The exercise: The listing beneath should be written out in full, exactly as shown.

Extracted entries:
========

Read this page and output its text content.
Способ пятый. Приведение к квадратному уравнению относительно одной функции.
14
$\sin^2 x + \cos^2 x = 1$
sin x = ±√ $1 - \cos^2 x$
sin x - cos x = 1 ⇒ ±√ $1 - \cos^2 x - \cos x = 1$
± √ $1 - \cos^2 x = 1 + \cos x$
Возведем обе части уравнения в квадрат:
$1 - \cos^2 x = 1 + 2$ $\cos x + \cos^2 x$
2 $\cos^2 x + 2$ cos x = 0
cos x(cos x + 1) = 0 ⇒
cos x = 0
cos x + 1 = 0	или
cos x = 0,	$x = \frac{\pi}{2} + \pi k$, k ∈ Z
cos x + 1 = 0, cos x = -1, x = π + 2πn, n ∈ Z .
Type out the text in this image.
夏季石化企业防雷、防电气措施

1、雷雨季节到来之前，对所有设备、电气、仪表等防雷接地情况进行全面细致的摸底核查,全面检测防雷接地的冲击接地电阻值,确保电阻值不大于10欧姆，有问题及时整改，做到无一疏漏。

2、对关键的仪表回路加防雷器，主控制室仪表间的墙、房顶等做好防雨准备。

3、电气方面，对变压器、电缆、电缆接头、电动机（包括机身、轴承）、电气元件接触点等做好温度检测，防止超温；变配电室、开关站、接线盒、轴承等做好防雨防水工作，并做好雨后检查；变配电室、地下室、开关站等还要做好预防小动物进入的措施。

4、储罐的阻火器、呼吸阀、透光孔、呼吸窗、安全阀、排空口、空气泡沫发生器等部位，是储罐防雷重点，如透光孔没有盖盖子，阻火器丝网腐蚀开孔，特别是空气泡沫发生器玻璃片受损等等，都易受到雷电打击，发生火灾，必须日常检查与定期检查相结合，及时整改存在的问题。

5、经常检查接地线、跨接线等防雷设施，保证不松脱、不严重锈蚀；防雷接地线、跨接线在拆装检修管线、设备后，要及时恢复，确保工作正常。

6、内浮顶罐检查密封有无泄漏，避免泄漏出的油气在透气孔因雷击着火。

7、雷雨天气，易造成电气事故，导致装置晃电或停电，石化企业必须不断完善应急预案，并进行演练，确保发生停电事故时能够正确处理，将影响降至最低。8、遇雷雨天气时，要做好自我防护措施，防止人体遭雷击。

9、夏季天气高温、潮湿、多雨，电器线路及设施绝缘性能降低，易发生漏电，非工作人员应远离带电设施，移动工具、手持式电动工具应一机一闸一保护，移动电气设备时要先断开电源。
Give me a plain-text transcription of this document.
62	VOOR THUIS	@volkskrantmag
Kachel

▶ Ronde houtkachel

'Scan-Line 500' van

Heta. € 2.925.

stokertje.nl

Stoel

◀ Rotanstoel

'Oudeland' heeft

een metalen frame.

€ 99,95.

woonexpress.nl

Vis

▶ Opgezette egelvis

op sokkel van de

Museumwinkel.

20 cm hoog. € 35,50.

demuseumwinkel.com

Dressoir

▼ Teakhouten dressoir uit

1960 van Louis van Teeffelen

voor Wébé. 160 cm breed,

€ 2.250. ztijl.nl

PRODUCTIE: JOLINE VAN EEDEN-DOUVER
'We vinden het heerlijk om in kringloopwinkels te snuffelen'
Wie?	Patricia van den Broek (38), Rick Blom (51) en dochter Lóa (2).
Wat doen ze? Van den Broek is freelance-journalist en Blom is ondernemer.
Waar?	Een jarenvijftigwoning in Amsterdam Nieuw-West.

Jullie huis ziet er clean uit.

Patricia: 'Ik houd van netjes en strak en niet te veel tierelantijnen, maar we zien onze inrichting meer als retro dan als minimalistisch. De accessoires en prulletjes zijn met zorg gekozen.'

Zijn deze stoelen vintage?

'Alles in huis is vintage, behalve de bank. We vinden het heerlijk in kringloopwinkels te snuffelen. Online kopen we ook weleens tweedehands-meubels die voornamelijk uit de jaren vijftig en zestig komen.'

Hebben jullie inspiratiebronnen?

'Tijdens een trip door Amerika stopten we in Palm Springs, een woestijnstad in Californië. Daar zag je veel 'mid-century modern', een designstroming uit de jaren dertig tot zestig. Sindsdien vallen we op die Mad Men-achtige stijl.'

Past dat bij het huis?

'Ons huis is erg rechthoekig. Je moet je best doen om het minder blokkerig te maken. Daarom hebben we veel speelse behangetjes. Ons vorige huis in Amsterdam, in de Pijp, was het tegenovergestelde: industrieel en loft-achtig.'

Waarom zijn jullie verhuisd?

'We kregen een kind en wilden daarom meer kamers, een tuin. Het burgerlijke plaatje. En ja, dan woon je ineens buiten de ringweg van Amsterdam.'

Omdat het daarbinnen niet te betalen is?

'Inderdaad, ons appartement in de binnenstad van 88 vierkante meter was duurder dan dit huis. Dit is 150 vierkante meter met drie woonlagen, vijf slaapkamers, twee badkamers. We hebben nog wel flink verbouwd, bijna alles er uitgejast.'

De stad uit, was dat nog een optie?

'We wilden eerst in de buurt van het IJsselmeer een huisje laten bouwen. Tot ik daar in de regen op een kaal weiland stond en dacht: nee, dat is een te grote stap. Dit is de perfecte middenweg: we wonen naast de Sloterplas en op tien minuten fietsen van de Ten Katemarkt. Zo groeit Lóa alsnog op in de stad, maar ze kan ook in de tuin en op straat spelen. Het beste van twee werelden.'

========

Task solution:
Read this page and output its text content.
Способ пятый. Приведение к квадратному уравнению относительно одной функции.
14
$\sin^2 x + \cos^2 x = 1$
sin x = ±√ $1 - \cos^2 x$
sin x - cos x = 1 ⇒ ±√ $1 - \cos^2 x - \cos x = 1$
± √ $1 - \cos^2 x = 1 + \cos x$
Возведем обе части уравнения в квадрат:
$1 - \cos^2 x = 1 + 2$ $\cos x + \cos^2 x$
2 $\cos^2 x + 2$ cos x = 0
cos x(cos x + 1) = 0 ⇒
cos x = 0
cos x + 1 = 0	или
cos x = 0,	$x = \frac{\pi}{2} + \pi k$, k ∈ Z
cos x + 1 = 0, cos x = -1, x = π + 2πn, n ∈ Z .
Type out the text in this image.
夏季石化企业防雷、防电气措施

1、雷雨季节到来之前，对所有设备、电气、仪表等防雷接地情况进行全面细致的摸底核查,全面检测防雷接地的冲击接地电阻值,确保电阻值不大于10欧姆，有问题及时整改，做到无一疏漏。

2、对关键的仪表回路加防雷器，主控制室仪表间的墙、房顶等做好防雨准备。

3、电气方面，对变压器、电缆、电缆接头、电动机（包括机身、轴承）、电气元件接触点等做好温度检测，防止超温；变配电室、开关站、接线盒、轴承等做好防雨防水工作，并做好雨后检查；变配电室、地下室、开关站等还要做好预防小动物进入的措施。

4、储罐的阻火器、呼吸阀、透光孔、呼吸窗、安全阀、排空口、空气泡沫发生器等部位，是储罐防雷重点，如透光孔没有盖盖子，阻火器丝网腐蚀开孔，特别是空气泡沫发生器玻璃片受损等等，都易受到雷电打击，发生火灾，必须日常检查与定期检查相结合，及时整改存在的问题。

5、经常检查接地线、跨接线等防雷设施，保证不松脱、不严重锈蚀；防雷接地线、跨接线在拆装检修管线、设备后，要及时恢复，确保工作正常。

6、内浮顶罐检查密封有无泄漏，避免泄漏出的油气在透气孔因雷击着火。

7、雷雨天气，易造成电气事故，导致装置晃电或停电，石化企业必须不断完善应急预案，并进行演练，确保发生停电事故时能够正确处理，将影响降至最低。8、遇雷雨天气时，要做好自我防护措施，防止人体遭雷击。

9、夏季天气高温、潮湿、多雨，电器线路及设施绝缘性能降低，易发生漏电，非工作人员应远离带电设施，移动工具、手持式电动工具应一机一闸一保护，移动电气设备时要先断开电源。
Give me a plain-text transcription of this document.
62	VOOR THUIS	@volkskrantmag
Kachel

▶ Ronde houtkachel

'Scan-Line 500' van

Heta. € 2.925.

stokertje.nl

Stoel

◀ Rotanstoel

'Oudeland' heeft

een metalen frame.

€ 99,95.

woonexpress.nl

Vis

▶ Opgezette egelvis

op sokkel van de

Museumwinkel.

20 cm hoog. € 35,50.

demuseumwinkel.com

Dressoir

▼ Teakhouten dressoir uit

1960 van Louis van Teeffelen

voor Wébé. 160 cm breed,

€ 2.250. ztijl.nl

PRODUCTIE: JOLINE VAN EEDEN-DOUVER
'We vinden het heerlijk om in kringloopwinkels te snuffelen'
Wie?	Patricia van den Broek (38), Rick Blom (51) en dochter Lóa (2).
Wat doen ze? Van den Broek is freelance-journalist en Blom is ondernemer.
Waar?	Een jarenvijftigwoning in Amsterdam Nieuw-West.

Jullie huis ziet er clean uit.

Patricia: 'Ik houd van netjes en strak en niet te veel tierelantijnen, maar we zien onze inrichting meer als retro dan als minimalistisch. De accessoires en prulletjes zijn met zorg gekozen.'

Zijn deze stoelen vintage?

'Alles in huis is vintage, behalve de bank. We vinden het heerlijk in kringloopwinkels te snuffelen. Online kopen we ook weleens tweedehands-meubels die voornamelijk uit de jaren vijftig en zestig komen.'

Hebben jullie inspiratiebronnen?

'Tijdens een trip door Amerika stopten we in Palm Springs, een woestijnstad in Californië. Daar zag je veel 'mid-century modern', een designstroming uit de jaren dertig tot zestig. Sindsdien vallen we op die Mad Men-achtige stijl.'

Past dat bij het huis?

'Ons huis is erg rechthoekig. Je moet je best doen om het minder blokkerig te maken. Daarom hebben we veel speelse behangetjes. Ons vorige huis in Amsterdam, in de Pijp, was het tegenovergestelde: industrieel en loft-achtig.'

Waarom zijn jullie verhuisd?

'We kregen een kind en wilden daarom meer kamers, een tuin. Het burgerlijke plaatje. En ja, dan woon je ineens buiten de ringweg van Amsterdam.'

Omdat het daarbinnen niet te betalen is?

'Inderdaad, ons appartement in de binnenstad van 88 vierkante meter was duurder dan dit huis. Dit is 150 vierkante meter met drie woonlagen, vijf slaapkamers, twee badkamers. We hebben nog wel flink verbouwd, bijna alles er uitgejast.'

De stad uit, was dat nog een optie?

'We wilden eerst in de buurt van het IJsselmeer een huisje laten bouwen. Tot ik daar in de regen op een kaal weiland stond en dacht: nee, dat is een te grote stap. Dit is de perfecte middenweg: we wonen naast de Sloterplas en op tien minuten fietsen van de Ten Katemarkt. Zo groeit Lóa alsnog op in de stad, maar ze kan ook in de tuin en op straat spelen. Het beste van twee werelden.'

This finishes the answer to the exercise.